Data records:
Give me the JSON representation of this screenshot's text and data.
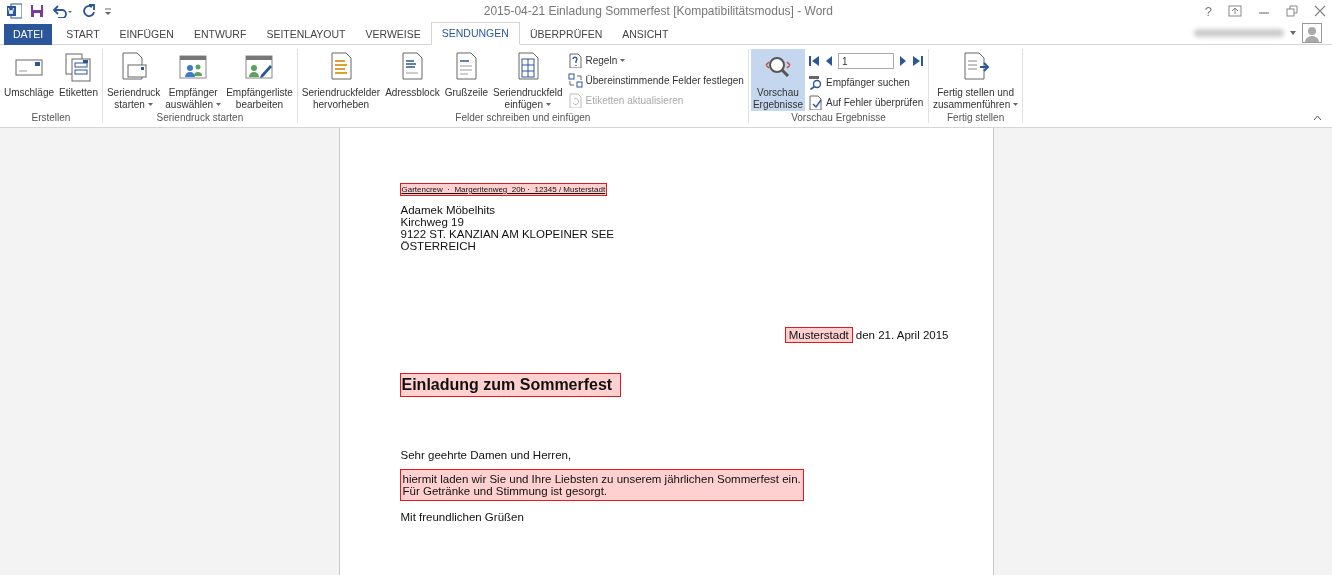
{
  "window": {
    "title": "2015-04-21 Einladung Sommerfest [Kompatibilitätsmodus] - Word",
    "help": "?"
  },
  "tabs": [
    {
      "label": "DATEI",
      "kind": "file",
      "selected": false
    },
    {
      "label": "START",
      "kind": "tab",
      "selected": false
    },
    {
      "label": "EINFÜGEN",
      "kind": "tab",
      "selected": false
    },
    {
      "label": "ENTWURF",
      "kind": "tab",
      "selected": false
    },
    {
      "label": "SEITENLAYOUT",
      "kind": "tab",
      "selected": false
    },
    {
      "label": "VERWEISE",
      "kind": "tab",
      "selected": false
    },
    {
      "label": "SENDUNGEN",
      "kind": "tab",
      "selected": true
    },
    {
      "label": "ÜBERPRÜFEN",
      "kind": "tab",
      "selected": false
    },
    {
      "label": "ANSICHT",
      "kind": "tab",
      "selected": false
    }
  ],
  "ribbon": {
    "groups": [
      {
        "label": "Erstellen",
        "commands": [
          {
            "kind": "large",
            "lines": [
              "Umschläge"
            ],
            "dropdown": false,
            "selected": false
          },
          {
            "kind": "large",
            "lines": [
              "Etiketten"
            ],
            "dropdown": false,
            "selected": false
          }
        ]
      },
      {
        "label": "Seriendruck starten",
        "commands": [
          {
            "kind": "large",
            "lines": [
              "Seriendruck",
              "starten"
            ],
            "dropdown": true,
            "selected": false
          },
          {
            "kind": "large",
            "lines": [
              "Empfänger",
              "auswählen"
            ],
            "dropdown": true,
            "selected": false
          },
          {
            "kind": "large",
            "lines": [
              "Empfängerliste",
              "bearbeiten"
            ],
            "dropdown": false,
            "selected": false
          }
        ]
      },
      {
        "label": "Felder schreiben und einfügen",
        "commands": [
          {
            "kind": "large",
            "lines": [
              "Seriendruckfelder",
              "hervorheben"
            ],
            "dropdown": false,
            "selected": false
          },
          {
            "kind": "large",
            "lines": [
              "Adressblock"
            ],
            "dropdown": false,
            "selected": false
          },
          {
            "kind": "large",
            "lines": [
              "Grußzeile"
            ],
            "dropdown": false,
            "selected": false
          },
          {
            "kind": "large",
            "lines": [
              "Seriendruckfeld",
              "einfügen"
            ],
            "dropdown": true,
            "selected": false
          },
          {
            "kind": "small",
            "label": "Regeln",
            "dropdown": true,
            "disabled": false
          },
          {
            "kind": "small",
            "label": "Übereinstimmende Felder festlegen",
            "dropdown": false,
            "disabled": false
          },
          {
            "kind": "small",
            "label": "Etiketten aktualisieren",
            "dropdown": false,
            "disabled": true
          }
        ]
      },
      {
        "label": "Vorschau Ergebnisse",
        "commands": [
          {
            "kind": "large",
            "lines": [
              "Vorschau",
              "Ergebnisse"
            ],
            "dropdown": false,
            "selected": true
          },
          {
            "kind": "nav",
            "record": "1"
          },
          {
            "kind": "small",
            "label": "Empfänger suchen",
            "dropdown": false,
            "disabled": false
          },
          {
            "kind": "small",
            "label": "Auf Fehler überprüfen",
            "dropdown": false,
            "disabled": false
          }
        ]
      },
      {
        "label": "Fertig stellen",
        "commands": [
          {
            "kind": "large",
            "lines": [
              "Fertig stellen und",
              "zusammenführen"
            ],
            "dropdown": true,
            "selected": false
          }
        ]
      }
    ]
  },
  "document": {
    "sender": {
      "text": "Gartencrew  ·  Margeritenweg  20b ·  12345 / Musterstadt",
      "highlighted": true
    },
    "address": [
      "Adamek Möbelhits",
      "Kirchweg 19",
      "9122 ST. KANZIAN AM KLOPEINER SEE",
      "ÖSTERREICH"
    ],
    "place": {
      "text": "Musterstadt",
      "highlighted": true
    },
    "date": "den 21. April 2015",
    "subject": {
      "text": "Einladung zum Sommerfest",
      "highlighted": true
    },
    "salutation": "Sehr geehrte Damen und Herren,",
    "body": {
      "lines": [
        "hiermit laden wir Sie und Ihre Liebsten zu unserem jährlichen Sommerfest ein.",
        "Für Getränke und Stimmung ist gesorgt."
      ],
      "highlighted": true
    },
    "closing": "Mit freundlichen Grüßen"
  }
}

DO THIS
Reproduce each line of the records exactly, and omit every picture.

RESULT OF THIS EXERCISE
Give me the JSON representation of this screenshot's text and data.
{
  "window": {
    "title": "2015-04-21 Einladung Sommerfest [Kompatibilitätsmodus] - Word",
    "help": "?"
  },
  "tabs": [
    {
      "label": "DATEI",
      "kind": "file",
      "selected": false
    },
    {
      "label": "START",
      "kind": "tab",
      "selected": false
    },
    {
      "label": "EINFÜGEN",
      "kind": "tab",
      "selected": false
    },
    {
      "label": "ENTWURF",
      "kind": "tab",
      "selected": false
    },
    {
      "label": "SEITENLAYOUT",
      "kind": "tab",
      "selected": false
    },
    {
      "label": "VERWEISE",
      "kind": "tab",
      "selected": false
    },
    {
      "label": "SENDUNGEN",
      "kind": "tab",
      "selected": true
    },
    {
      "label": "ÜBERPRÜFEN",
      "kind": "tab",
      "selected": false
    },
    {
      "label": "ANSICHT",
      "kind": "tab",
      "selected": false
    }
  ],
  "ribbon": {
    "groups": [
      {
        "label": "Erstellen",
        "commands": [
          {
            "kind": "large",
            "lines": [
              "Umschläge"
            ],
            "dropdown": false,
            "selected": false
          },
          {
            "kind": "large",
            "lines": [
              "Etiketten"
            ],
            "dropdown": false,
            "selected": false
          }
        ]
      },
      {
        "label": "Seriendruck starten",
        "commands": [
          {
            "kind": "large",
            "lines": [
              "Seriendruck",
              "starten"
            ],
            "dropdown": true,
            "selected": false
          },
          {
            "kind": "large",
            "lines": [
              "Empfänger",
              "auswählen"
            ],
            "dropdown": true,
            "selected": false
          },
          {
            "kind": "large",
            "lines": [
              "Empfängerliste",
              "bearbeiten"
            ],
            "dropdown": false,
            "selected": false
          }
        ]
      },
      {
        "label": "Felder schreiben und einfügen",
        "commands": [
          {
            "kind": "large",
            "lines": [
              "Seriendruckfelder",
              "hervorheben"
            ],
            "dropdown": false,
            "selected": false
          },
          {
            "kind": "large",
            "lines": [
              "Adressblock"
            ],
            "dropdown": false,
            "selected": false
          },
          {
            "kind": "large",
            "lines": [
              "Grußzeile"
            ],
            "dropdown": false,
            "selected": false
          },
          {
            "kind": "large",
            "lines": [
              "Seriendruckfeld",
              "einfügen"
            ],
            "dropdown": true,
            "selected": false
          },
          {
            "kind": "small",
            "label": "Regeln",
            "dropdown": true,
            "disabled": false
          },
          {
            "kind": "small",
            "label": "Übereinstimmende Felder festlegen",
            "dropdown": false,
            "disabled": false
          },
          {
            "kind": "small",
            "label": "Etiketten aktualisieren",
            "dropdown": false,
            "disabled": true
          }
        ]
      },
      {
        "label": "Vorschau Ergebnisse",
        "commands": [
          {
            "kind": "large",
            "lines": [
              "Vorschau",
              "Ergebnisse"
            ],
            "dropdown": false,
            "selected": true
          },
          {
            "kind": "nav",
            "record": "1"
          },
          {
            "kind": "small",
            "label": "Empfänger suchen",
            "dropdown": false,
            "disabled": false
          },
          {
            "kind": "small",
            "label": "Auf Fehler überprüfen",
            "dropdown": false,
            "disabled": false
          }
        ]
      },
      {
        "label": "Fertig stellen",
        "commands": [
          {
            "kind": "large",
            "lines": [
              "Fertig stellen und",
              "zusammenführen"
            ],
            "dropdown": true,
            "selected": false
          }
        ]
      }
    ]
  },
  "document": {
    "sender": {
      "text": "Gartencrew  ·  Margeritenweg  20b ·  12345 / Musterstadt",
      "highlighted": true
    },
    "address": [
      "Adamek Möbelhits",
      "Kirchweg 19",
      "9122 ST. KANZIAN AM KLOPEINER SEE",
      "ÖSTERREICH"
    ],
    "place": {
      "text": "Musterstadt",
      "highlighted": true
    },
    "date": "den 21. April 2015",
    "subject": {
      "text": "Einladung zum Sommerfest",
      "highlighted": true
    },
    "salutation": "Sehr geehrte Damen und Herren,",
    "body": {
      "lines": [
        "hiermit laden wir Sie und Ihre Liebsten zu unserem jährlichen Sommerfest ein.",
        "Für Getränke und Stimmung ist gesorgt."
      ],
      "highlighted": true
    },
    "closing": "Mit freundlichen Grüßen"
  }
}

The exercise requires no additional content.